Print the entries that appear below, exactly as written and without their pictures.

__Items__.
--*--
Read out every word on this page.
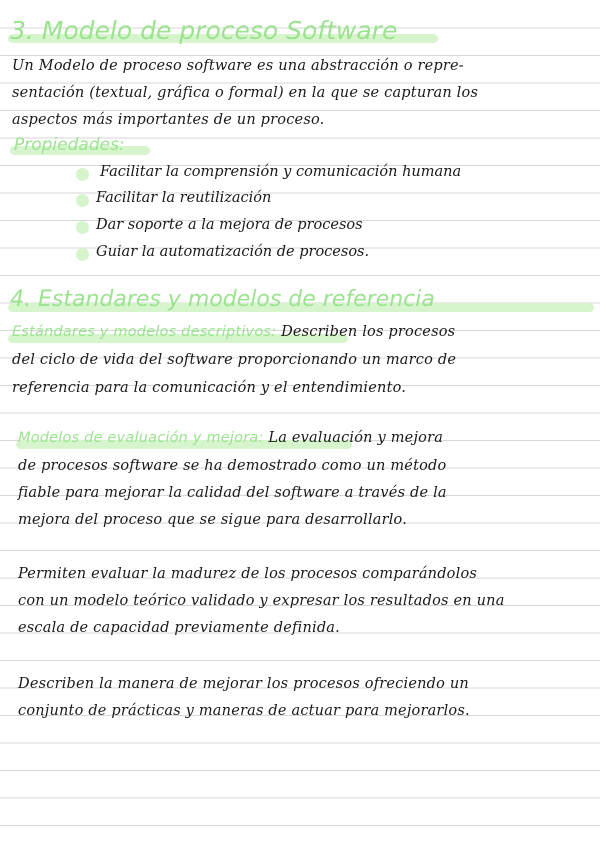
3. Modelo de proceso Software
Un Modelo de proceso software es una abstracción o repre-
sentación (textual, gráfica o formal) en la que se capturan los
aspectos más importantes de un proceso.
Propiedades:
Facilitar la comprensión y comunicación humana
Facilitar la reutilización
Dar soporte a la mejora de procesos
Guiar la automatización de procesos.
4. Estandares y modelos de referencia
Estándares y modelos descriptivos: Describen los procesos
del ciclo de vida del software proporcionando un marco de
referencia para la comunicación y el entendimiento.
Modelos de evaluación y mejora: La evaluación y mejora
de procesos software se ha demostrado como un método
fiable para mejorar la calidad del software a través de la
mejora del proceso que se sigue para desarrollarlo.
Permiten evaluar la madurez de los procesos comparándolos
con un modelo teórico validado y expresar los resultados en una
escala de capacidad previamente definida.
Describen la manera de mejorar los procesos ofreciendo un
conjunto de prácticas y maneras de actuar para mejorarlos.
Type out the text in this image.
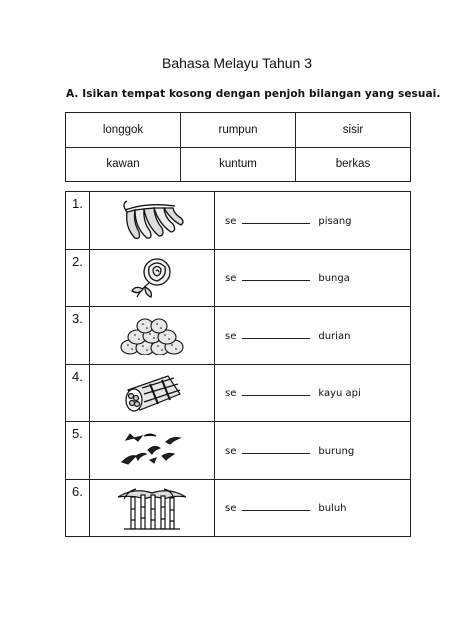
Bahasa Melayu Tahun 3
A. Isikan tempat kosong dengan penjoh bilangan yang sesuai.
longgok	rumpun	sisir
kawan	kuntum	berkas
1.		se pisang
2.		se bunga
3.		se durian
4.		se kayu api
5.		se burung
6.		se buluh
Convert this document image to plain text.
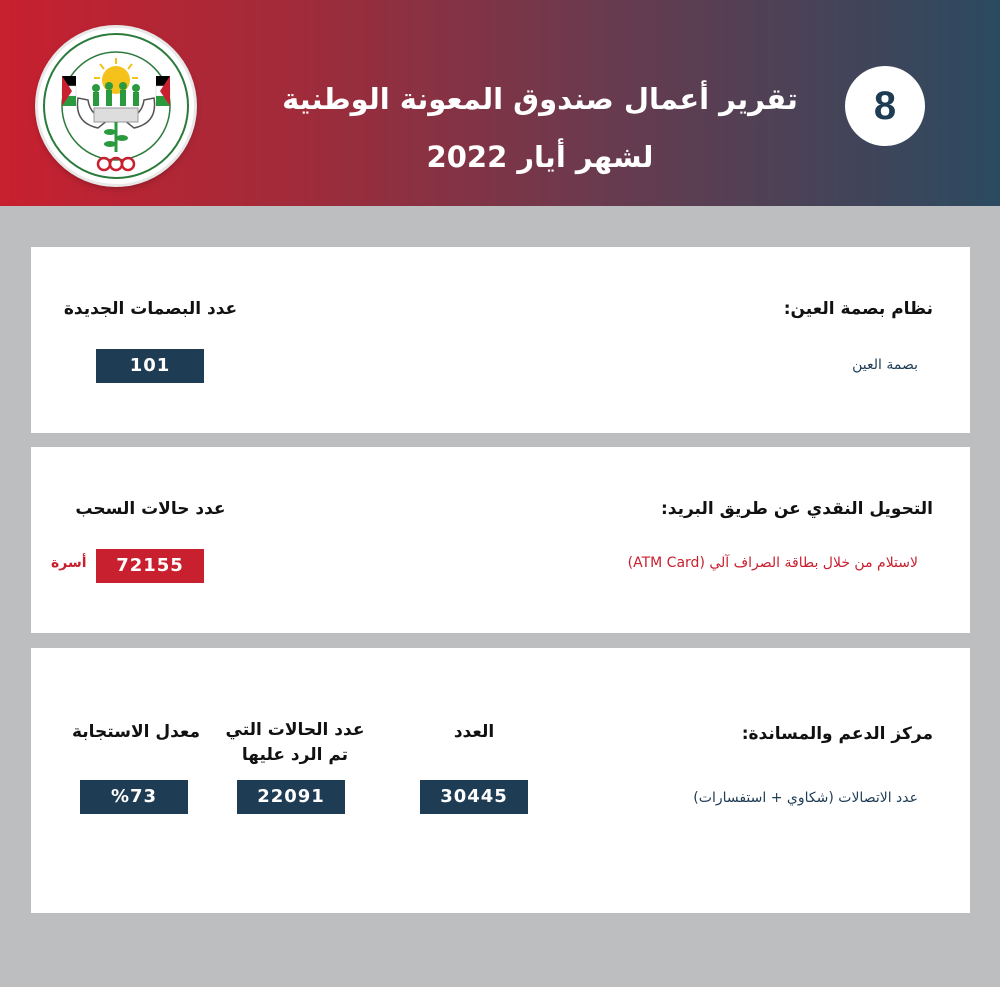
تقرير أعمال صندوق المعونة الوطنية
لشهر أيار 2022
8
نظام بصمة العين:
عدد البصمات الجديدة
بصمة العين
101
التحويل النقدي عن طريق البريد:
عدد حالات السحب
لاستلام من خلال بطاقة الصراف آلي (ATM Card)
72155
أسرة
مركز الدعم والمساندة:
العدد
عدد الحالات التي تم الرد عليها
معدل الاستجابة
عدد الاتصالات (شكاوي + استفسارات)
30445
22091
%73
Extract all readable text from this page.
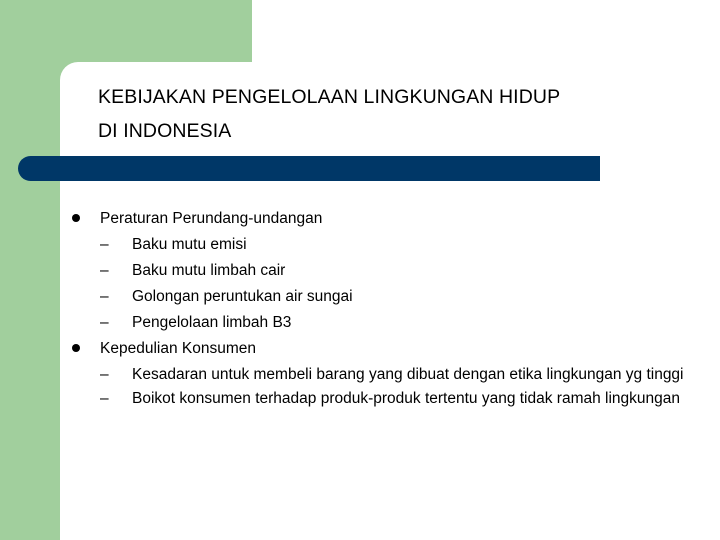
KEBIJAKAN PENGELOLAAN LINGKUNGAN HIDUP
DI INDONESIA
Peraturan Perundang-undangan
– Baku mutu emisi
– Baku mutu limbah cair
– Golongan peruntukan air sungai
– Pengelolaan limbah B3
Kepedulian Konsumen
– Kesadaran untuk membeli barang yang dibuat dengan etika lingkungan yg tinggi
– Boikot konsumen terhadap produk-produk tertentu yang tidak ramah lingkungan
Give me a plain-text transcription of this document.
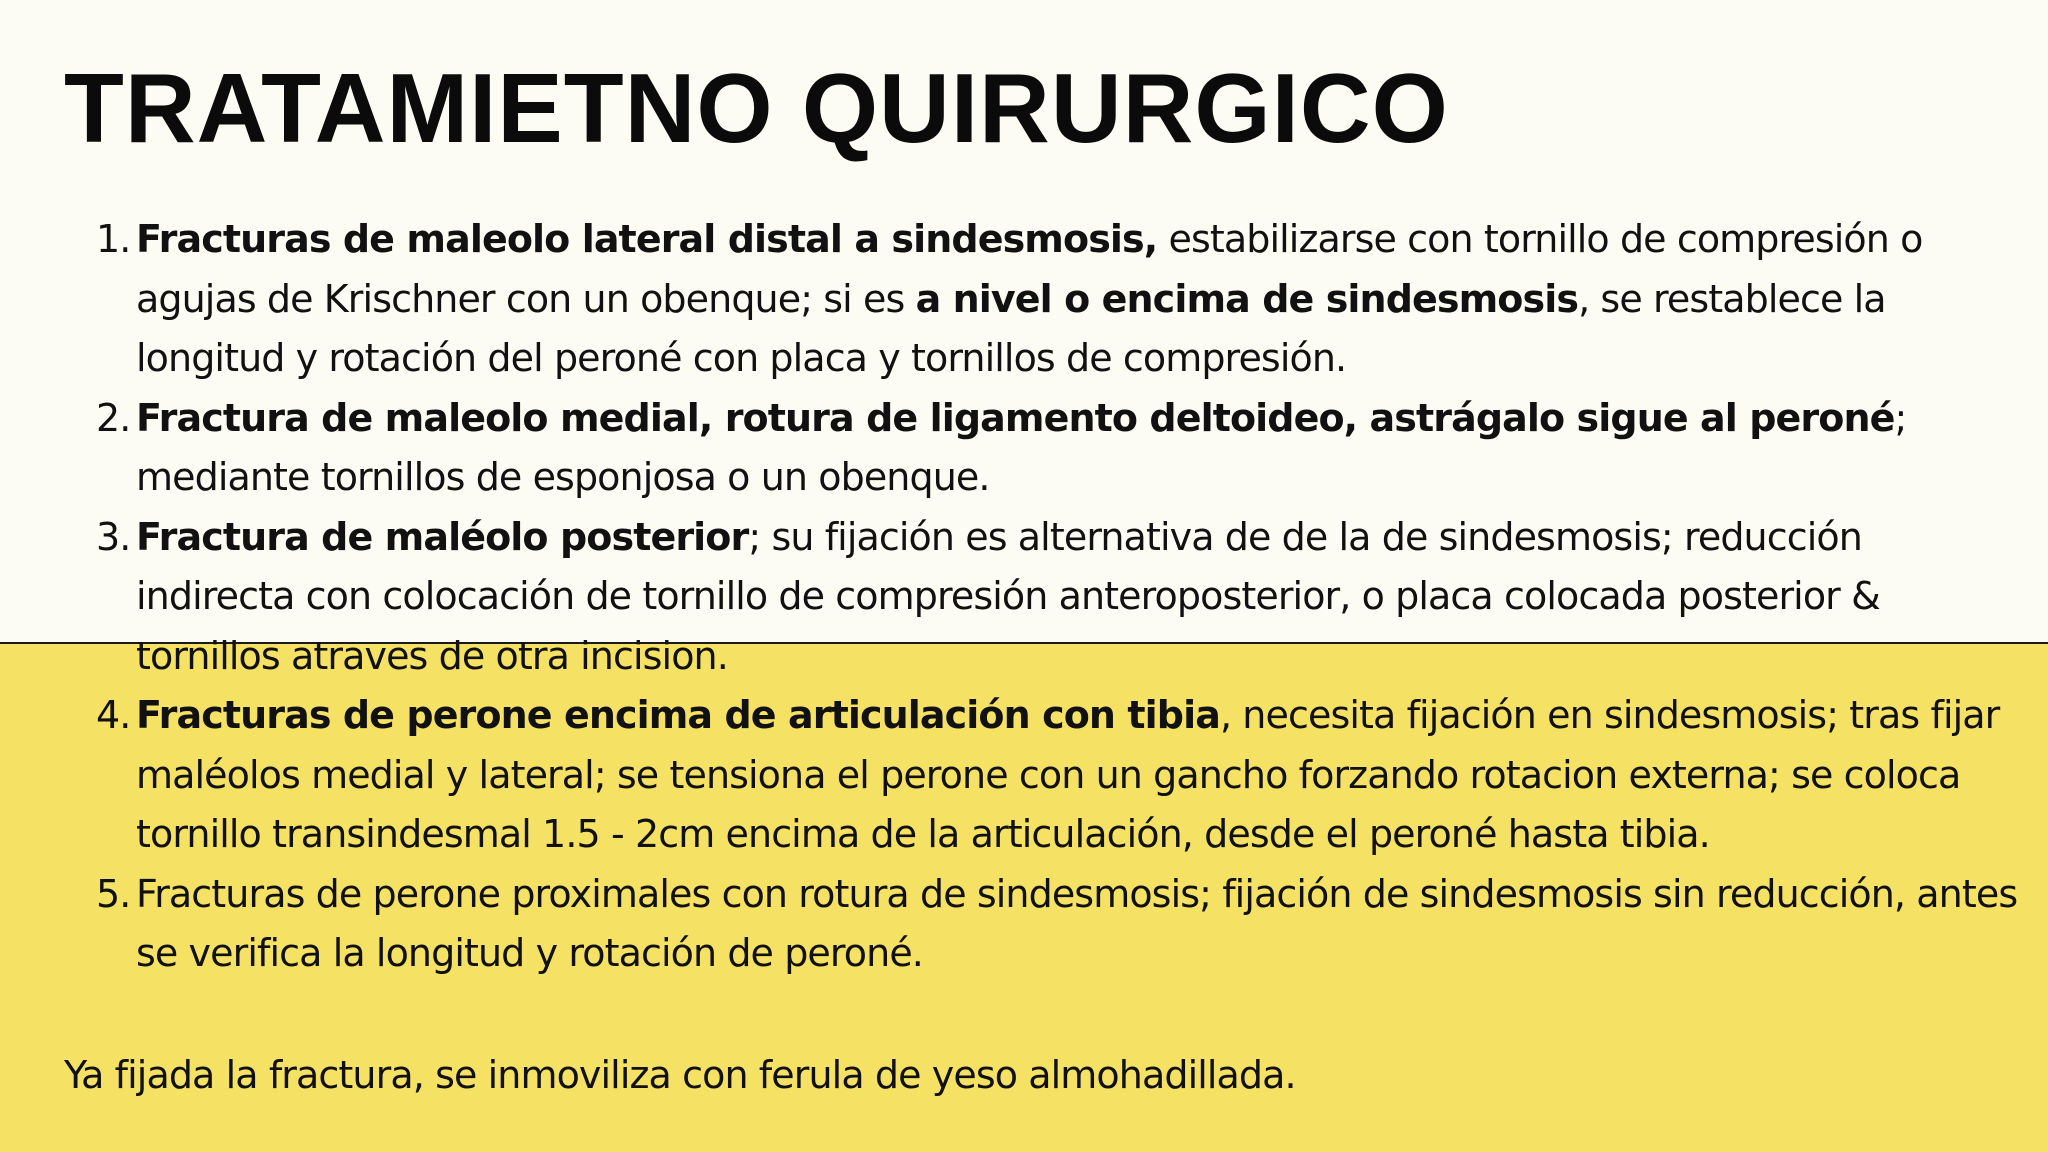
TRATAMIETNO QUIRURGICO
1. Fracturas de maleolo lateral distal a sindesmosis, estabilizarse con tornillo de compresión o agujas de Krischner con un obenque; si es a nivel o encima de sindesmosis, se restablece la longitud y rotación del peroné con placa y tornillos de compresión.
2. Fractura de maleolo medial, rotura de ligamento deltoideo, astrágalo sigue al peroné; mediante tornillos de esponjosa o un obenque.
3. Fractura de maléolo posterior; su fijación es alternativa de de la de sindesmosis; reducción indirecta con colocación de tornillo de compresión anteroposterior, o placa colocada posterior & tornillos atraves de otra incision.
4. Fracturas de perone encima de articulación con tibia, necesita fijación en sindesmosis; tras fijar maléolos medial y lateral; se tensiona el perone con un gancho forzando rotacion externa; se coloca tornillo transindesmal 1.5 - 2cm encima de la articulación, desde el peroné hasta tibia.
5. Fracturas de perone proximales con rotura de sindesmosis; fijación de sindesmosis sin reducción, antes se verifica la longitud y rotación de peroné.

Ya fijada la fractura, se inmoviliza con ferula de yeso almohadillada.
--*--
__Final result__.
Read out every word on this page.
3. Modelo de proceso Software
Un Modelo de proceso software es una abstracción o repre-
sentación (textual, gráfica o formal) en la que se capturan los
aspectos más importantes de un proceso.
Propiedades:
Facilitar la comprensión y comunicación humana
Facilitar la reutilización
Dar soporte a la mejora de procesos
Guiar la automatización de procesos.
4. Estandares y modelos de referencia
Estándares y modelos descriptivos: Describen los procesos
del ciclo de vida del software proporcionando un marco de
referencia para la comunicación y el entendimiento.
Modelos de evaluación y mejora: La evaluación y mejora
de procesos software se ha demostrado como un método
fiable para mejorar la calidad del software a través de la
mejora del proceso que se sigue para desarrollarlo.
Permiten evaluar la madurez de los procesos comparándolos
con un modelo teórico validado y expresar los resultados en una
escala de capacidad previamente definida.
Describen la manera de mejorar los procesos ofreciendo un
conjunto de prácticas y maneras de actuar para mejorarlos.
Type out the text in this image.
Bahasa Melayu Tahun 3
A. Isikan tempat kosong dengan penjoh bilangan yang sesuai.
longgok	rumpun	sisir
kawan	kuntum	berkas
1.		se pisang
2.		se bunga
3.		se durian
4.		se kayu api
5.		se burung
6.		se buluh
Convert this document image to plain text.
تقرير أعمال صندوق المعونة الوطنية
لشهر أيار 2022
8
نظام بصمة العين:
عدد البصمات الجديدة
بصمة العين
101
التحويل النقدي عن طريق البريد:
عدد حالات السحب
لاستلام من خلال بطاقة الصراف آلي (ATM Card)
72155
أسرة
مركز الدعم والمساندة:
العدد
عدد الحالات التي تم الرد عليها
معدل الاستجابة
عدد الاتصالات (شكاوي + استفسارات)
30445
22091
%73
Extract all readable text from this page.
KEBIJAKAN PENGELOLAAN LINGKUNGAN HIDUP
DI INDONESIA
Peraturan Perundang-undangan
– Baku mutu emisi
– Baku mutu limbah cair
– Golongan peruntukan air sungai
– Pengelolaan limbah B3
Kepedulian Konsumen
– Kesadaran untuk membeli barang yang dibuat dengan etika lingkungan yg tinggi
– Boikot konsumen terhadap produk-produk tertentu yang tidak ramah lingkungan
Give me a plain-text transcription of this document.
TRATAMIETNO QUIRURGICO
1. Fracturas de maleolo lateral distal a sindesmosis, estabilizarse con tornillo de compresión o agujas de Krischner con un obenque; si es a nivel o encima de sindesmosis, se restablece la longitud y rotación del peroné con placa y tornillos de compresión.
2. Fractura de maleolo medial, rotura de ligamento deltoideo, astrágalo sigue al peroné; mediante tornillos de esponjosa o un obenque.
3. Fractura de maléolo posterior; su fijación es alternativa de de la de sindesmosis; reducción indirecta con colocación de tornillo de compresión anteroposterior, o placa colocada posterior & tornillos atraves de otra incision.
4. Fracturas de perone encima de articulación con tibia, necesita fijación en sindesmosis; tras fijar maléolos medial y lateral; se tensiona el perone con un gancho forzando rotacion externa; se coloca tornillo transindesmal 1.5 - 2cm encima de la articulación, desde el peroné hasta tibia.
5. Fracturas de perone proximales con rotura de sindesmosis; fijación de sindesmosis sin reducción, antes se verifica la longitud y rotación de peroné.

Ya fijada la fractura, se inmoviliza con ferula de yeso almohadillada.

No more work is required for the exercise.